* start MATERIAL FOR THE TASK *

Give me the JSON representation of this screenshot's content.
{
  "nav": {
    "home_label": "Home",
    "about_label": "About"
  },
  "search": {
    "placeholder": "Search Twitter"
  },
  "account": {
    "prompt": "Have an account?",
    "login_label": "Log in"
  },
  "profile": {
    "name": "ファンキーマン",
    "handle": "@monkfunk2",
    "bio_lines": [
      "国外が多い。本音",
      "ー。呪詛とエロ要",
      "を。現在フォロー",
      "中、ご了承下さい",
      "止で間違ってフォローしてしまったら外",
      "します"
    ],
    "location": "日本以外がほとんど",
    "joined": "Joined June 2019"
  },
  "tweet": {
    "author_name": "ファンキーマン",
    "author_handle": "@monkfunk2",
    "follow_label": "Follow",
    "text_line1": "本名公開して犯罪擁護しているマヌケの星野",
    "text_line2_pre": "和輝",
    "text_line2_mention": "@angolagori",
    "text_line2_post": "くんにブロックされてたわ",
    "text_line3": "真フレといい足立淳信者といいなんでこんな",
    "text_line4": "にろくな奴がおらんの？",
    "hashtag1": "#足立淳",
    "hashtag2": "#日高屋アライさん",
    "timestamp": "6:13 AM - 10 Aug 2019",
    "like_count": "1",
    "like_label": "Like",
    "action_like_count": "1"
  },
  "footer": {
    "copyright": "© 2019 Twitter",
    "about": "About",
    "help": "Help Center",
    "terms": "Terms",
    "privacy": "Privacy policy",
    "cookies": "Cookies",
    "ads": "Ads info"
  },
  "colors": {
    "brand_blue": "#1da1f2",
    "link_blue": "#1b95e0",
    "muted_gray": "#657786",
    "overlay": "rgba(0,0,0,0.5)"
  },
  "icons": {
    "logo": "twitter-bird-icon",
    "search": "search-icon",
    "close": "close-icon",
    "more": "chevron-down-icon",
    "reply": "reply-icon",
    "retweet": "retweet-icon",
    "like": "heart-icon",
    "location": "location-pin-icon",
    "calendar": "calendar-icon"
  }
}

* end MATERIAL FOR THE TASK *

* [AIM OF THE EXERCISE]: All of the data needs to be reproduced exactly, with no line missing.

* [WRITTEN ANSWER]:
Give me the JSON representation of this screenshot's content.
{
  "nav": {
    "home_label": "Home",
    "about_label": "About"
  },
  "search": {
    "placeholder": "Search Twitter"
  },
  "account": {
    "prompt": "Have an account?",
    "login_label": "Log in"
  },
  "profile": {
    "name": "ファンキーマン",
    "handle": "@monkfunk2",
    "bio_lines": [
      "国外が多い。本音",
      "ー。呪詛とエロ要",
      "を。現在フォロー",
      "中、ご了承下さい",
      "止で間違ってフォローしてしまったら外",
      "します"
    ],
    "location": "日本以外がほとんど",
    "joined": "Joined June 2019"
  },
  "tweet": {
    "author_name": "ファンキーマン",
    "author_handle": "@monkfunk2",
    "follow_label": "Follow",
    "text_line1": "本名公開して犯罪擁護しているマヌケの星野",
    "text_line2_pre": "和輝",
    "text_line2_mention": "@angolagori",
    "text_line2_post": "くんにブロックされてたわ",
    "text_line3": "真フレといい足立淳信者といいなんでこんな",
    "text_line4": "にろくな奴がおらんの？",
    "hashtag1": "#足立淳",
    "hashtag2": "#日高屋アライさん",
    "timestamp": "6:13 AM - 10 Aug 2019",
    "like_count": "1",
    "like_label": "Like",
    "action_like_count": "1"
  },
  "footer": {
    "copyright": "© 2019 Twitter",
    "about": "About",
    "help": "Help Center",
    "terms": "Terms",
    "privacy": "Privacy policy",
    "cookies": "Cookies",
    "ads": "Ads info"
  },
  "colors": {
    "brand_blue": "#1da1f2",
    "link_blue": "#1b95e0",
    "muted_gray": "#657786",
    "overlay": "rgba(0,0,0,0.5)"
  },
  "icons": {
    "logo": "twitter-bird-icon",
    "search": "search-icon",
    "close": "close-icon",
    "more": "chevron-down-icon",
    "reply": "reply-icon",
    "retweet": "retweet-icon",
    "like": "heart-icon",
    "location": "location-pin-icon",
    "calendar": "calendar-icon"
  }
}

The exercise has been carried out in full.